_Requirements_
Rewrite every line of the records below as a numbered list, leaving out any blank lines.

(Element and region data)
===

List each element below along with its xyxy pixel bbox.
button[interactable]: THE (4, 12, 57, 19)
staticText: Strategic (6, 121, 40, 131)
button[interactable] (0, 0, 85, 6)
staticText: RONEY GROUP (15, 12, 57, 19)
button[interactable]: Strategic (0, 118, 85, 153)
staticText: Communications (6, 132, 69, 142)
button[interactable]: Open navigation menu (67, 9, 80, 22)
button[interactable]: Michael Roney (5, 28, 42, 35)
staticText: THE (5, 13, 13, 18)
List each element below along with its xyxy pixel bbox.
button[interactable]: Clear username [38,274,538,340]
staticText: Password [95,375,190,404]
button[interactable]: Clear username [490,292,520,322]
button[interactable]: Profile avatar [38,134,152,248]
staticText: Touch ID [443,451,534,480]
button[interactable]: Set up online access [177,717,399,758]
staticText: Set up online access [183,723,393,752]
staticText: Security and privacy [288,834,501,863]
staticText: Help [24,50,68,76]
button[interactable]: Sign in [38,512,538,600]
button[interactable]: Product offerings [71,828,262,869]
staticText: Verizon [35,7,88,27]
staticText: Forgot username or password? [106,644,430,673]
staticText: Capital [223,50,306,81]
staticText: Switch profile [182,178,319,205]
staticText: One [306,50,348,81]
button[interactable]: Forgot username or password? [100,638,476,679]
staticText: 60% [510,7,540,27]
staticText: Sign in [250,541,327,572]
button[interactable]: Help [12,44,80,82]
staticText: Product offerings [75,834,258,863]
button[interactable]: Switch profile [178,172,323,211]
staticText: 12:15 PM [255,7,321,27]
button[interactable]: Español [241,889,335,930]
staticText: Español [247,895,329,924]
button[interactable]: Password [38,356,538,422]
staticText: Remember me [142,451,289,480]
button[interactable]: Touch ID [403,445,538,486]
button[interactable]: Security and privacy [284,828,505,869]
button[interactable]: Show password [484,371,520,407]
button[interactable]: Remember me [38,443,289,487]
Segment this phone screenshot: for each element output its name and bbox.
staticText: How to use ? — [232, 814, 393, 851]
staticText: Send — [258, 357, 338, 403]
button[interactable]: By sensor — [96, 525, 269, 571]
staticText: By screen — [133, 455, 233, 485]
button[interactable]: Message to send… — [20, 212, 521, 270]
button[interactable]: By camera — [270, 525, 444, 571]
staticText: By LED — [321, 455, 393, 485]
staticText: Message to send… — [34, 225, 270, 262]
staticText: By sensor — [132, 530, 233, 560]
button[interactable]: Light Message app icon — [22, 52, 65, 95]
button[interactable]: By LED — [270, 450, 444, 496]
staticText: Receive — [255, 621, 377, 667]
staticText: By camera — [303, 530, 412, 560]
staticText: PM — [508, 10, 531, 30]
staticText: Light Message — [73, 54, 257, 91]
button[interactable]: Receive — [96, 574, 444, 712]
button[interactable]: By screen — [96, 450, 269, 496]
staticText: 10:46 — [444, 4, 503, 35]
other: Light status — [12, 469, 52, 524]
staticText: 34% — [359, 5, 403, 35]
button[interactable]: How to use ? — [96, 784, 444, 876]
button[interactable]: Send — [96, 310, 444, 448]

===

_Output for this task_
1. List each element below along with its xyxy pixel bbox.
2. button[interactable]: THE (4, 12, 57, 19)
3. staticText: Strategic (6, 121, 40, 131)
4. button[interactable] (0, 0, 85, 6)
5. staticText: RONEY GROUP (15, 12, 57, 19)
6. button[interactable]: Strategic (0, 118, 85, 153)
7. staticText: Communications (6, 132, 69, 142)
8. button[interactable]: Open navigation menu (67, 9, 80, 22)
9. button[interactable]: Michael Roney (5, 28, 42, 35)
10. staticText: THE (5, 13, 13, 18)
11. List each element below along with its xyxy pixel bbox.
12. button[interactable]: Clear username [38,274,538,340]
13. staticText: Password [95,375,190,404]
14. button[interactable]: Clear username [490,292,520,322]
15. button[interactable]: Profile avatar [38,134,152,248]
16. staticText: Touch ID [443,451,534,480]
17. button[interactable]: Set up online access [177,717,399,758]
18. staticText: Set up online access [183,723,393,752]
19. staticText: Security and privacy [288,834,501,863]
20. staticText: Help [24,50,68,76]
21. button[interactable]: Sign in [38,512,538,600]
22. button[interactable]: Product offerings [71,828,262,869]
23. staticText: Verizon [35,7,88,27]
24. staticText: Forgot username or password? [106,644,430,673]
25. staticText: Capital [223,50,306,81]
26. staticText: Switch profile [182,178,319,205]
27. staticText: One [306,50,348,81]
28. button[interactable]: Forgot username or password? [100,638,476,679]
29. staticText: 60% [510,7,540,27]
30. staticText: Sign in [250,541,327,572]
31. button[interactable]: Help [12,44,80,82]
32. staticText: Product offerings [75,834,258,863]
33. button[interactable]: Switch profile [178,172,323,211]
34. staticText: 12:15 PM [255,7,321,27]
35. button[interactable]: Español [241,889,335,930]
36. staticText: Español [247,895,329,924]
37. button[interactable]: Password [38,356,538,422]
38. staticText: Remember me [142,451,289,480]
39. button[interactable]: Touch ID [403,445,538,486]
40. button[interactable]: Security and privacy [284,828,505,869]
41. button[interactable]: Show password [484,371,520,407]
42. button[interactable]: Remember me [38,443,289,487]
43. Segment this phone screenshot: for each element output its name and bbox.
44. staticText: How to use ? — [232, 814, 393, 851]
45. staticText: Send — [258, 357, 338, 403]
46. button[interactable]: By sensor — [96, 525, 269, 571]
47. staticText: By screen — [133, 455, 233, 485]
48. button[interactable]: Message to send… — [20, 212, 521, 270]
49. button[interactable]: By camera — [270, 525, 444, 571]
50. staticText: By LED — [321, 455, 393, 485]
51. staticText: Message to send… — [34, 225, 270, 262]
52. staticText: By sensor — [132, 530, 233, 560]
53. button[interactable]: Light Message app icon — [22, 52, 65, 95]
54. button[interactable]: By LED — [270, 450, 444, 496]
55. staticText: Receive — [255, 621, 377, 667]
56. staticText: By camera — [303, 530, 412, 560]
57. staticText: PM — [508, 10, 531, 30]
58. staticText: Light Message — [73, 54, 257, 91]
59. button[interactable]: Receive — [96, 574, 444, 712]
60. button[interactable]: By screen — [96, 450, 269, 496]
61. staticText: 10:46 — [444, 4, 503, 35]
62. other: Light status — [12, 469, 52, 524]
63. staticText: 34% — [359, 5, 403, 35]
64. button[interactable]: How to use ? — [96, 784, 444, 876]
65. button[interactable]: Send — [96, 310, 444, 448]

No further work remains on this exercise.